TASK DETAILS =>
For every line of the records below that holds "World", add one. Give only the final total.

Stored dataset items
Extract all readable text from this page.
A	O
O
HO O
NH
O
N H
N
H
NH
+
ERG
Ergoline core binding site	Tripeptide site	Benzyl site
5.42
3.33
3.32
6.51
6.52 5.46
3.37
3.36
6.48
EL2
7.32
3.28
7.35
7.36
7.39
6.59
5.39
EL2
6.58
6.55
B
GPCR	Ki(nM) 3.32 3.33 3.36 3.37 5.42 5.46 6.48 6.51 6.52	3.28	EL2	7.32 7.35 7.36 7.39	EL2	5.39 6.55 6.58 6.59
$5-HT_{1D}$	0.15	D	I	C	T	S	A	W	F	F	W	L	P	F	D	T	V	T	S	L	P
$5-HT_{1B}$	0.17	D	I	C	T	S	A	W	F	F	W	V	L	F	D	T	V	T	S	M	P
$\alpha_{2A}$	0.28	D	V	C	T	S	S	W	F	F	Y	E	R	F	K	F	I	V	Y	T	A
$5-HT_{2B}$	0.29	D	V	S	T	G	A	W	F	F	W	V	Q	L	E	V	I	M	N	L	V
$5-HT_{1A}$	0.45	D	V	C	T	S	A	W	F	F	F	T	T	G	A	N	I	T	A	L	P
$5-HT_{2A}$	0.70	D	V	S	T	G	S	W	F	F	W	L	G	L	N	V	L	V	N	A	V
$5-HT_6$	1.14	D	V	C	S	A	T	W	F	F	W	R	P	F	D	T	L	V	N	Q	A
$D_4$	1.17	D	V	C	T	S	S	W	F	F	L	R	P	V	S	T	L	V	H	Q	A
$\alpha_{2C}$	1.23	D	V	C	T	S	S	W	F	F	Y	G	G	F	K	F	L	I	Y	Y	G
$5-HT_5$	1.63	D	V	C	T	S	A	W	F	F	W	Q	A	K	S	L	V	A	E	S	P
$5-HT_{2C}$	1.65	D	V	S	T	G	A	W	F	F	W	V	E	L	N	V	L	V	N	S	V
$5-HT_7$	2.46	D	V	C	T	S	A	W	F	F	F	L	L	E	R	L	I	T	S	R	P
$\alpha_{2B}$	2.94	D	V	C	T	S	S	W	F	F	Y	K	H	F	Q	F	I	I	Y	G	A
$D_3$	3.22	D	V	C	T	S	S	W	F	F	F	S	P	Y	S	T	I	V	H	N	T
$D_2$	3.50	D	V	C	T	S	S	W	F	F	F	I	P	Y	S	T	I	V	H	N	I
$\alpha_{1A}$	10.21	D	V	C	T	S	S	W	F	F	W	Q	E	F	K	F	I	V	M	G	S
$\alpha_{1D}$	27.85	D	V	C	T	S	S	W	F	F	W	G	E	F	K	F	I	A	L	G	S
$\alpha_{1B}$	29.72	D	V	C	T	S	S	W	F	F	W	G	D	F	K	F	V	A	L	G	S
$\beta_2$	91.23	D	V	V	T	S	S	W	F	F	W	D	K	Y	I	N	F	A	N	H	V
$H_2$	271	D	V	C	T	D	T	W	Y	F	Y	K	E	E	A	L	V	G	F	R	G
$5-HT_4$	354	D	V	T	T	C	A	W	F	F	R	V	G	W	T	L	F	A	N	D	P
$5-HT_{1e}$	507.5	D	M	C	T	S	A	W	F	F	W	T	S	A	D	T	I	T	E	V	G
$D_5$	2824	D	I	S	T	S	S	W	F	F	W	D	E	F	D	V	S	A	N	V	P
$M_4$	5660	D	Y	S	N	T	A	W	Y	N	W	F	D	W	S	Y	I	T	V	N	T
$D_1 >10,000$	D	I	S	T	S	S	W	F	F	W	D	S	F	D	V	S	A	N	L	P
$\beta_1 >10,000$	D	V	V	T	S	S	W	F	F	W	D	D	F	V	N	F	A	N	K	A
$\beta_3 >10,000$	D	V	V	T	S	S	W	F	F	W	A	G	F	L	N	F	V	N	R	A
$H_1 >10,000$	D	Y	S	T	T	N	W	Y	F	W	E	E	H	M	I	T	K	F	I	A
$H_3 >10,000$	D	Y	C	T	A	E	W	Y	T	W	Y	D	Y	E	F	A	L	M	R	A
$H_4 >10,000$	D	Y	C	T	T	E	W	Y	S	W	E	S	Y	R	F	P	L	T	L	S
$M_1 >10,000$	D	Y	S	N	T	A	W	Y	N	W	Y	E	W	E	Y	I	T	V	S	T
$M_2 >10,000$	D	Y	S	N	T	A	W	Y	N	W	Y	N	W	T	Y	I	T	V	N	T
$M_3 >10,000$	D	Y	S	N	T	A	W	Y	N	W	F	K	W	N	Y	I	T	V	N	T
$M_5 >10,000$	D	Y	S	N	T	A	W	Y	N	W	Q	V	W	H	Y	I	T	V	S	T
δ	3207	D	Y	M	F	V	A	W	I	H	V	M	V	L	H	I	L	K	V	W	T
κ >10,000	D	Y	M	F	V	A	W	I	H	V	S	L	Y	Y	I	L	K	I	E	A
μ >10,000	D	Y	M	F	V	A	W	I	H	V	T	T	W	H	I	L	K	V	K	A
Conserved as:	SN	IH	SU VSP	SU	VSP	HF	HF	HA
---
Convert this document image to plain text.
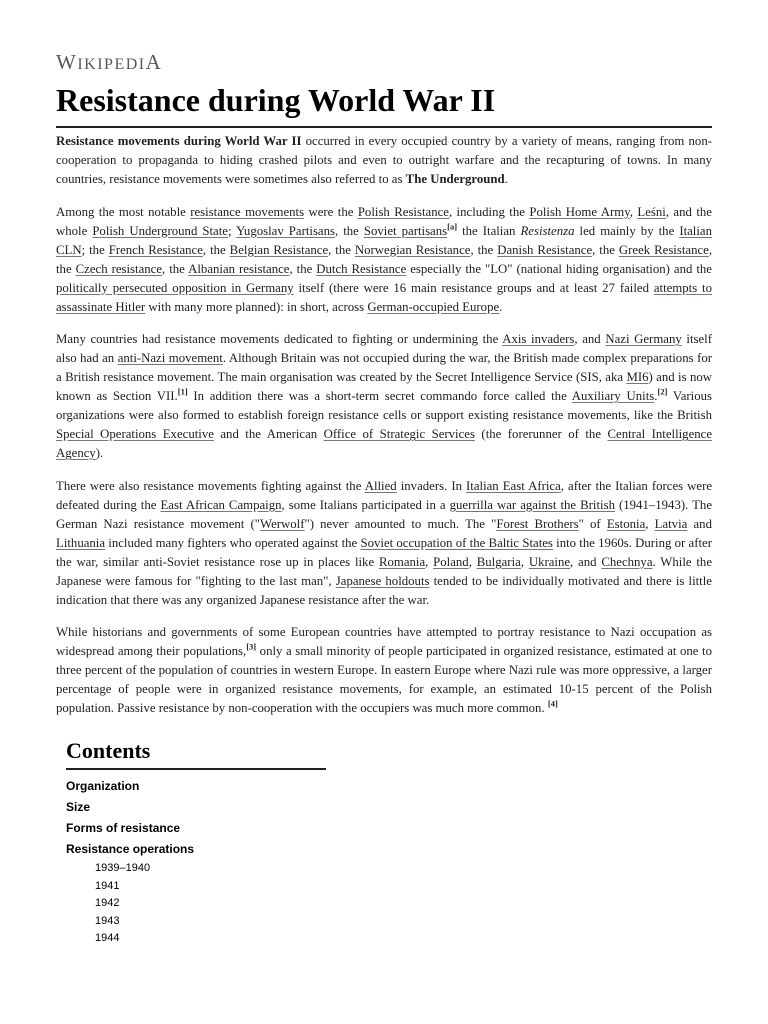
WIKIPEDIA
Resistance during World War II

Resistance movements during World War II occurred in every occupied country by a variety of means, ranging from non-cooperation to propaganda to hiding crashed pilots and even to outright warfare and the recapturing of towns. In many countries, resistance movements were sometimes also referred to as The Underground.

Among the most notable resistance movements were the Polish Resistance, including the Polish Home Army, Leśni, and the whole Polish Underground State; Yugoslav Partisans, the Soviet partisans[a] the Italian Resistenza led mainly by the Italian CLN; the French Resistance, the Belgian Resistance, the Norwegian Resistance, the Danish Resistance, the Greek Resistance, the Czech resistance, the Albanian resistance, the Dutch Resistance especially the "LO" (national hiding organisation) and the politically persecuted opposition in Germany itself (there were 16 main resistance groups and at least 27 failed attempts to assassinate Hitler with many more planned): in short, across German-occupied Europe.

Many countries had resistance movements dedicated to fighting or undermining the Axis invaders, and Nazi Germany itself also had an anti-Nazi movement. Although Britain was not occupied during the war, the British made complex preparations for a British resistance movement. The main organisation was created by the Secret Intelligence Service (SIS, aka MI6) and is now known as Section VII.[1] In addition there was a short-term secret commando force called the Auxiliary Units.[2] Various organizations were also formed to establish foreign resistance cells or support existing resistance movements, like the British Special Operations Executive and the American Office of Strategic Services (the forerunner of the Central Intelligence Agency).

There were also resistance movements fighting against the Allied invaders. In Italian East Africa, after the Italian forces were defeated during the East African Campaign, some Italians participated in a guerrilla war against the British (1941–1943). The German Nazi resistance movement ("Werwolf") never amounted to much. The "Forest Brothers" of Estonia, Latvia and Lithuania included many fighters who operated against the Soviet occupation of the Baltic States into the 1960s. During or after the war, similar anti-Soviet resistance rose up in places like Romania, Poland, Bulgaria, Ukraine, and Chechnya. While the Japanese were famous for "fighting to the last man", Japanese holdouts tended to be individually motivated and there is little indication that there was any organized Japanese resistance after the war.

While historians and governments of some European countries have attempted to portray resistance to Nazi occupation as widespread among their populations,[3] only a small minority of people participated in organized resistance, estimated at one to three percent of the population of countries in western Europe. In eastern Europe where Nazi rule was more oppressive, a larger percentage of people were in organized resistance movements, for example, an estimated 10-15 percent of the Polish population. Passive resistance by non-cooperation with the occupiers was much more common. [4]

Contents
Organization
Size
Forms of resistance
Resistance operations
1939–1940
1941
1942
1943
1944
==
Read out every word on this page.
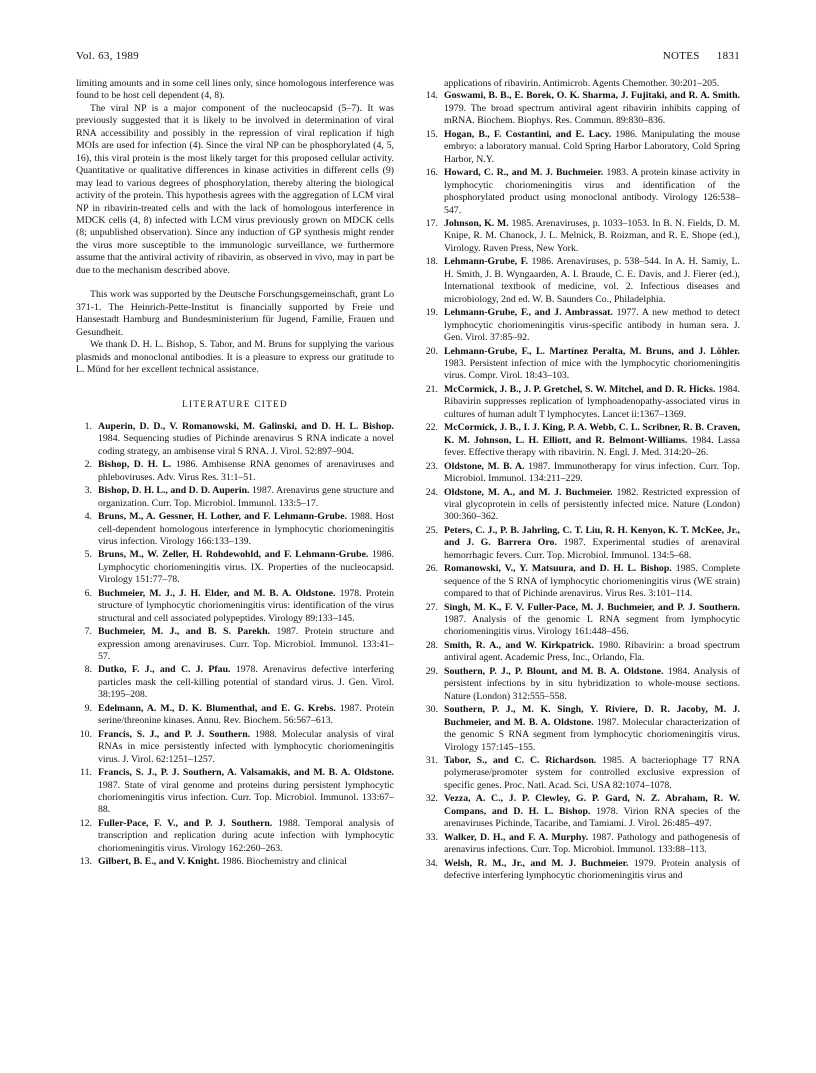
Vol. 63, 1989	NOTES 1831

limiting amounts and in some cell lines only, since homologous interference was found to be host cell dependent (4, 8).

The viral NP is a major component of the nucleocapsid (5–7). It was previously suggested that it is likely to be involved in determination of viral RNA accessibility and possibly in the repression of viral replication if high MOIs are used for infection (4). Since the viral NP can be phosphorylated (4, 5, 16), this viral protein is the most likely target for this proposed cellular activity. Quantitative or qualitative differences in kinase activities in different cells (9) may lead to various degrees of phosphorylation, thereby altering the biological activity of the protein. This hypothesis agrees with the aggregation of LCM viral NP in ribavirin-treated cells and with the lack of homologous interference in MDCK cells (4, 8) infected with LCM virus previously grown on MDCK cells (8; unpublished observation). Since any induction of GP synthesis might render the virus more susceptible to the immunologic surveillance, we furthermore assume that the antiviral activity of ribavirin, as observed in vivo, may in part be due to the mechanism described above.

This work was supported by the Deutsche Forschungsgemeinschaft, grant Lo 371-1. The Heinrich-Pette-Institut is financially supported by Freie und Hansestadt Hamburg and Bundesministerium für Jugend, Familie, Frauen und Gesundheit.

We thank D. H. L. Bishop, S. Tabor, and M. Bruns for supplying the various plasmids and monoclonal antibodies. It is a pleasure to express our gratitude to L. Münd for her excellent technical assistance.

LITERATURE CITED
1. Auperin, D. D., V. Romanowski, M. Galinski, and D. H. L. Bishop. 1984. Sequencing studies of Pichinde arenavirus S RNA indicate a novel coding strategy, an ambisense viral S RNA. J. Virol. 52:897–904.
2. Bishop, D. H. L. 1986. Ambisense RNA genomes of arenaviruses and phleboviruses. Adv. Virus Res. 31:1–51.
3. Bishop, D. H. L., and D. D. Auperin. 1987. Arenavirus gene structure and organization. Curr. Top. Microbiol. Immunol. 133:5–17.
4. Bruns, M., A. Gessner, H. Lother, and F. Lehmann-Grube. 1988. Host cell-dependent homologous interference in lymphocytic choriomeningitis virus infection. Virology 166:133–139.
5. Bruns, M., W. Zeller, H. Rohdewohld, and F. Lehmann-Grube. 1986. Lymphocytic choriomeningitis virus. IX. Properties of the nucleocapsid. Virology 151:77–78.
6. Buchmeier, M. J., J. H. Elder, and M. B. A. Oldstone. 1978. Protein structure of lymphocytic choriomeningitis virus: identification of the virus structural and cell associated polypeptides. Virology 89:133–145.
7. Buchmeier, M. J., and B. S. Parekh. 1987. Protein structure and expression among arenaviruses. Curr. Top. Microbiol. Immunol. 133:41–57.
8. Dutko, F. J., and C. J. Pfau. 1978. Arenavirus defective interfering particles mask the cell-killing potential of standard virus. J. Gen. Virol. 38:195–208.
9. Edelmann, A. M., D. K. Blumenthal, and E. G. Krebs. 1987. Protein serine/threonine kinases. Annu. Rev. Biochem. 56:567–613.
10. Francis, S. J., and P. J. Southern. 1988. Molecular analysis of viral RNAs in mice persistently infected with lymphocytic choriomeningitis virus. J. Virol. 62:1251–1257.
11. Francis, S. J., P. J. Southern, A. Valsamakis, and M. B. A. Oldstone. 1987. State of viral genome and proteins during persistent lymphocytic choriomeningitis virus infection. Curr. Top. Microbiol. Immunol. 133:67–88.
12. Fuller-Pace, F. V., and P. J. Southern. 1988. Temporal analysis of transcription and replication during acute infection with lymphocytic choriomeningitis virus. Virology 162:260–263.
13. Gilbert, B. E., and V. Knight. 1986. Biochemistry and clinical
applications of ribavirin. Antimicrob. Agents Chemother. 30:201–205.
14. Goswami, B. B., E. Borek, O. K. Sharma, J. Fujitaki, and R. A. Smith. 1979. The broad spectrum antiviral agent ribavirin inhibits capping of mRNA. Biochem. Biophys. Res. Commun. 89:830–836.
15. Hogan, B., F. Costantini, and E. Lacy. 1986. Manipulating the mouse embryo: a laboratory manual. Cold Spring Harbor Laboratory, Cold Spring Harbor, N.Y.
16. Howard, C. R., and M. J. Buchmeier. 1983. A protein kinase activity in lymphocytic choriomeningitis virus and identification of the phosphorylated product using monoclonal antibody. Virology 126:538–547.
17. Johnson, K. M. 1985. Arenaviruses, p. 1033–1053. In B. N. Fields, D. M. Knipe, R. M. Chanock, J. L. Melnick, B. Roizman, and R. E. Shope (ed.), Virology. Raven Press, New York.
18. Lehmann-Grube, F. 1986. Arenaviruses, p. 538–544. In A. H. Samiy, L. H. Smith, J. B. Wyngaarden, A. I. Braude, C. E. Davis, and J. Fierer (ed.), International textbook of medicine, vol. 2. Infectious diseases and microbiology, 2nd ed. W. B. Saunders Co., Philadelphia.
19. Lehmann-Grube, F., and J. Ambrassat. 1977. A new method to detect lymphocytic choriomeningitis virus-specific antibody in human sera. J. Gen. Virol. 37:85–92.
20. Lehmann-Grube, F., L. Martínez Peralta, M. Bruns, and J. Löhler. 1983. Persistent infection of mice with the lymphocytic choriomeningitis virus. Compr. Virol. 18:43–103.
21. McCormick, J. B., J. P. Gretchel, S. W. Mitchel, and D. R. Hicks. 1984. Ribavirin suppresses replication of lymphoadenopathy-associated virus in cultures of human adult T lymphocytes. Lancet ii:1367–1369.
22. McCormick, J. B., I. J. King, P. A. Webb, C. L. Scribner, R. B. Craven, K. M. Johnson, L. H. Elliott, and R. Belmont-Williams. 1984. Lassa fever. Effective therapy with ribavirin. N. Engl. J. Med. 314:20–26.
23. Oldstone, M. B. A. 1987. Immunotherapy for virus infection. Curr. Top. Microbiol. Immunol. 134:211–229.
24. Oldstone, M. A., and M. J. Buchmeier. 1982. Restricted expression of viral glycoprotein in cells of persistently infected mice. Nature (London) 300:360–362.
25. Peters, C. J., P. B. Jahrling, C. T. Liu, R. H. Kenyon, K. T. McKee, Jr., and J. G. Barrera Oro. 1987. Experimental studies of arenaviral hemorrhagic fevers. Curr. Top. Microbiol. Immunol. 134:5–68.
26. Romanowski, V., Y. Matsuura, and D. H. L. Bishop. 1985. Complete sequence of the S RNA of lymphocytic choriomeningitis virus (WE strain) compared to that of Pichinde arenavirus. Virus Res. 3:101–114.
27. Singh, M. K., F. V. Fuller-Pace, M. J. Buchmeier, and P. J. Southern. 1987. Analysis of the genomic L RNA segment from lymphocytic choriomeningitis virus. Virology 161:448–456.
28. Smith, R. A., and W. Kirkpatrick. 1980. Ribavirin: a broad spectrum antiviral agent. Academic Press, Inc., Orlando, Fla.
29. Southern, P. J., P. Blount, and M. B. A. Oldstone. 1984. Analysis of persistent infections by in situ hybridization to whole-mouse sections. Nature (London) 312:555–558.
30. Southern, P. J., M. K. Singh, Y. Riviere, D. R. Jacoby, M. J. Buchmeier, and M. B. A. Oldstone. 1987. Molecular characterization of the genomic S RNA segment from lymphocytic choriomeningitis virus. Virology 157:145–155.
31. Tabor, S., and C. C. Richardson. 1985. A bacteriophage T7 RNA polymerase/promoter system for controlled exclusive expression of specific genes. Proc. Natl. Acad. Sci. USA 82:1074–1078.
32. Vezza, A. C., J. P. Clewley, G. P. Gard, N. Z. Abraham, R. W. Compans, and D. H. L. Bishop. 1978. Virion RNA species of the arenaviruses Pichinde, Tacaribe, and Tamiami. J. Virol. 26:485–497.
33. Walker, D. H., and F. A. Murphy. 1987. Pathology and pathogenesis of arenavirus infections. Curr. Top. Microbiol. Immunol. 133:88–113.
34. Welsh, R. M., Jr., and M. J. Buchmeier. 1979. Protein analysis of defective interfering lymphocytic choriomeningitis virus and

COMPLETED EXERCISE =>
2